**WHAT TO DO:** Reproduce the stretch of the bluestone passage from "Appeal to stop" through "as Carn Menyn.", word for word.

**TEXT PASSAGE:**
##########

It's a matter of debate whether publicity of this type will actually reduce the amount of stone collecting from Carn Menyn (Carn Meini) or whether it will simply give even more people the idea that they can go up onto the mountain and collect "authentic" bluestone chunks that can be sold for large sums of money on Ebay and other trading sites.  In my comments to the National Park I tried to play down the "special place / revered outcrop / invaluable ancient heritage" theme by saying that there are plenty of perfectly splendid spotted dolerite boulders scattered about on farmland -- but the magical / mystical story is a key part of the National Park's bluestone narrative, and they can't resist using it whenever an opportunity arises!

Psst -- if you ask me nicely, I can get a nice bit of genuine healing bluestone for you, from right next to a healing spring, with a signed guarantee regarding authenticity...... at a very good price. If you aren't cured within a fortnight, just ask for your money back......


Here is the full press release:

For immediate release                                  Thursday 11 February 2016

Appeal to stop Preseli bluestone ‘burglars’

The Preseli Hills have been a special and spiritual place for thousands of years and are a crucial part of the Stonehenge story.
But as news of their significance continues to spread, more and more pieces of Preseli bluestone are being illegally removed from sites which are part of the Mynydd Preseli Site of Special Scientific Interest (SSSI) and Preseli Special Area of Conservation (SAC).
Academics from the world of archaeology and geology have joined the Pembrokeshire Coast National Park Authority in appealing to members of the public to stop taking fragments of spotted dolerite or ‘bluestone’ from protected sites such as Carn Menyn.
National Park Ranger Richard Vaughan said: “I walk the Preseli Hills with school groups, guided walks and on conservation work throughout the year and have noticed over the years that an increasing amount of stone chips and large chunks of rock are disappearing.
“It is very sad to think that to many the stones are very important, yet to others they are a possible source of income and taken away from where they belong.”
Pembrokeshire Coast National Park Authority Culture and Heritage Manager, Phil Bennett added: “If somebody took a hammer and started bashing chunks off a bluestone at Stonehenge there would be an outcry. To me, what is happening at Carn Menyn is just the same.”
“The vast majority of walkers go to the Preseli Hills to enjoy the wonderful scenery of the National Park landscape and we would ask that people please leave it as they found it for others to enjoy.”
Although the debate over how the bluestones made their way from the Preseli Hills to Stonehenge rages on, all sides agree that protected sites such as Carn Menyn should be left alone.
Archaeologist Professor Geoff Wainwright said: “As an archaeologist, Preseli is of far greater interest to me than any single monument. Carn Menyn is a special place with dramatic outcrops of bluestone, a concentration of archaeological sites, healing springs and a scatter of abandoned pillar stones which are petrologically indistinguishable from those at Stonehenge. 
“The Preseli bluestones hold the key to the meaning of Stonehenge and Carn Menyn was a special place from whence they came. To take fragments from Carn Menyn is to violate a part of our heritage which has been valued for over 4,000 years.
“When a piece of bluestone is removed from the crags at Carn Menyn, unique information about the past is lost and cannot be recovered. We have all been robbed.”

##########

**EXTRACTED ENTRIES:**
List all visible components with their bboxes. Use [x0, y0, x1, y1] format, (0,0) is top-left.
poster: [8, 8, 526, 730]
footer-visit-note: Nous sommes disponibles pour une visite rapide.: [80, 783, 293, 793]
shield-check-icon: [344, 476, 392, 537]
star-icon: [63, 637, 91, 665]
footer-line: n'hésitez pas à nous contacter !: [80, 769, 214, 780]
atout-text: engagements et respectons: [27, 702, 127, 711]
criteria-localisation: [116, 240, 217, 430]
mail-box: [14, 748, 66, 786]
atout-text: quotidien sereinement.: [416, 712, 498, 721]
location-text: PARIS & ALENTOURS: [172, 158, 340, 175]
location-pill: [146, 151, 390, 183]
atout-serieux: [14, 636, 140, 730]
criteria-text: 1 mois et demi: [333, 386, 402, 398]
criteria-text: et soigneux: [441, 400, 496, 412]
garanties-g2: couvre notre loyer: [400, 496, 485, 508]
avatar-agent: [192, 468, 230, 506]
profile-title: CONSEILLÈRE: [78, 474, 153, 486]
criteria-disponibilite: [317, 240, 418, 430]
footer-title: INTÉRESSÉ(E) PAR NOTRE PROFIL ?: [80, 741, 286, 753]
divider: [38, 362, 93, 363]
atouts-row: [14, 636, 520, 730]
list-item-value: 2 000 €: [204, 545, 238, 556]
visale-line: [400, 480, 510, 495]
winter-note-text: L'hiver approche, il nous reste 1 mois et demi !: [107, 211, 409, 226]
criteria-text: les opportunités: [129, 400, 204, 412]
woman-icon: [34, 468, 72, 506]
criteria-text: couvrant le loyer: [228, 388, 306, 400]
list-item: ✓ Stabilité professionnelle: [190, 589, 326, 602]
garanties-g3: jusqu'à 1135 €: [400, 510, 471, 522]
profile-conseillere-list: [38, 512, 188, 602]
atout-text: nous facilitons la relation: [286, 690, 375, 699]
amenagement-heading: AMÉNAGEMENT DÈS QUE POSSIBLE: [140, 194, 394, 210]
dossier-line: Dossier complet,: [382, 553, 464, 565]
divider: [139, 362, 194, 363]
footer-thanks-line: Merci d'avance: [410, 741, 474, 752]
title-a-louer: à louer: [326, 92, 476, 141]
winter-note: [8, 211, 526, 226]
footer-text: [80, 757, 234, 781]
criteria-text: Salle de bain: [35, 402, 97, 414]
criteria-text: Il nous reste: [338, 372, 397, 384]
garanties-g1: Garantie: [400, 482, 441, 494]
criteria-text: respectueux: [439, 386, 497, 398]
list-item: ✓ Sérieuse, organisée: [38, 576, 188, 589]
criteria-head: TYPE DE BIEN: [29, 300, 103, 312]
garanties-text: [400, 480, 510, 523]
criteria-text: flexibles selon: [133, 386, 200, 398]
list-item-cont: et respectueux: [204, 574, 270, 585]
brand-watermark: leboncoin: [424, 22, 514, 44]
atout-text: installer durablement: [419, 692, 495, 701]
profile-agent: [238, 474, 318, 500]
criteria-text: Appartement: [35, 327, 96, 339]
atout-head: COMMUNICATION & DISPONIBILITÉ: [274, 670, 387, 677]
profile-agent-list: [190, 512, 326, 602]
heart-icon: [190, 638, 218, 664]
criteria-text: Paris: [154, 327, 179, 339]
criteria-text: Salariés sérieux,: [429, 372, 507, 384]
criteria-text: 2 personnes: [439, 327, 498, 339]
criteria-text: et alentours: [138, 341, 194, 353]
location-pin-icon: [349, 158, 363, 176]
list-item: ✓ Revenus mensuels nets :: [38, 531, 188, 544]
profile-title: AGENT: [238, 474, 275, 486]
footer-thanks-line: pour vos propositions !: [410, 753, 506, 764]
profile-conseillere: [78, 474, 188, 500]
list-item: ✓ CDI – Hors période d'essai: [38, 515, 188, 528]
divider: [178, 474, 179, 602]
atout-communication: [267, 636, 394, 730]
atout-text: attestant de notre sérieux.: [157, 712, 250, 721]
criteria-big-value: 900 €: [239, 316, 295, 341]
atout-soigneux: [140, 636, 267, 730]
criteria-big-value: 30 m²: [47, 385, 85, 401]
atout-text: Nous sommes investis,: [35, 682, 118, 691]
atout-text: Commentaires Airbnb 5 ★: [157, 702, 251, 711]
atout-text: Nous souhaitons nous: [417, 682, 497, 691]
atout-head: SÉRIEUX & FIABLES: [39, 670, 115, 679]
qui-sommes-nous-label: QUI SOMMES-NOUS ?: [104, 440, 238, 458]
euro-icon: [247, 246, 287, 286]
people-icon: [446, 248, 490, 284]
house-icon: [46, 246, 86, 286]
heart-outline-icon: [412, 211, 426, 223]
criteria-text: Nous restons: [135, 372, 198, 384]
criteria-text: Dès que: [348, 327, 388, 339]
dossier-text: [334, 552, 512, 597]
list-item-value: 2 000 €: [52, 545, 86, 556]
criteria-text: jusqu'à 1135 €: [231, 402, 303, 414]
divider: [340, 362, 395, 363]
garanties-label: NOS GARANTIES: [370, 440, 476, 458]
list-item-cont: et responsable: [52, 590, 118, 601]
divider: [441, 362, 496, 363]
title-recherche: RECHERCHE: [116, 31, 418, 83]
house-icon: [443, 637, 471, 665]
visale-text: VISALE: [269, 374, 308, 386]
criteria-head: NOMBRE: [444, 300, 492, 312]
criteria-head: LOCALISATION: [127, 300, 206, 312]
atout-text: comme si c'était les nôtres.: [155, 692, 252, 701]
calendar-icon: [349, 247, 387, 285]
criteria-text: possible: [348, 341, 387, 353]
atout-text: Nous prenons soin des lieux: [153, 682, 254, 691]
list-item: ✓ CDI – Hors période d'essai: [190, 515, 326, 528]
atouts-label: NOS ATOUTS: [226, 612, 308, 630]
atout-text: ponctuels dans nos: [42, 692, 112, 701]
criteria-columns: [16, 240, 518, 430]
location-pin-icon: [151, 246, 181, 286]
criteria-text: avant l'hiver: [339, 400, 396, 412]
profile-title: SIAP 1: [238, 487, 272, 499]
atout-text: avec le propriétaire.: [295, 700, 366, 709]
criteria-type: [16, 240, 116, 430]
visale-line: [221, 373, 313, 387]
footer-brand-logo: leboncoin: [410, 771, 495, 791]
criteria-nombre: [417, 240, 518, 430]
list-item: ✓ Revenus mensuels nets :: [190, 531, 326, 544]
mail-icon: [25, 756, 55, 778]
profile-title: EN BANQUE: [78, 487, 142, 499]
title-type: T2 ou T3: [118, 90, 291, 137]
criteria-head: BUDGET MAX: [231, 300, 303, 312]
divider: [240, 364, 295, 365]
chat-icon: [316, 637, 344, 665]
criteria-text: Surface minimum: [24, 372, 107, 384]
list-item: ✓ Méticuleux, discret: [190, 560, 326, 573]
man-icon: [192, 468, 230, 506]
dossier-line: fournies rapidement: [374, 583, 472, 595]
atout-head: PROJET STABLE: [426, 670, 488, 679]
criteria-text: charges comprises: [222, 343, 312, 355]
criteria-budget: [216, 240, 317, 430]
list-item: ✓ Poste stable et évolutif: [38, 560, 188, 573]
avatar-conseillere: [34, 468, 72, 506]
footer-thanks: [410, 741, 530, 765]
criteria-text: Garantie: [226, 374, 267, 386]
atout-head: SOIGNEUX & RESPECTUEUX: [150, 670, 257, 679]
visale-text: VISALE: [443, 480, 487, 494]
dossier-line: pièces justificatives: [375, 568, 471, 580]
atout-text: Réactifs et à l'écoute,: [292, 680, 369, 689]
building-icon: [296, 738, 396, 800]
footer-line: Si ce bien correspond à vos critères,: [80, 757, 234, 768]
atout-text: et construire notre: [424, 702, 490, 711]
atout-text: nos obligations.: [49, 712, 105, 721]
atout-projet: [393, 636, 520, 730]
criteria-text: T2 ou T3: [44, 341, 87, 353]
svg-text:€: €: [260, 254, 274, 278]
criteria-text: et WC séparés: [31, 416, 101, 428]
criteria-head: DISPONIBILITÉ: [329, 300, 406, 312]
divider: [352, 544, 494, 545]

##########

**SOLVED PROBLEM:**
Appeal to stop Preseli bluestone ‘burglars’

The Preseli Hills have been a special and spiritual place for thousands of years and are a crucial part of the Stonehenge story.
But as news of their significance continues to spread, more and more pieces of Preseli bluestone are being illegally removed from sites which are part of the Mynydd Preseli Site of Special Scientific Interest (SSSI) and Preseli Special Area of Conservation (SAC).
Academics from the world of archaeology and geology have joined the Pembrokeshire Coast National Park Authority in appealing to members of the public to stop taking fragments of spotted dolerite or ‘bluestone’ from protected sites such as Carn Menyn.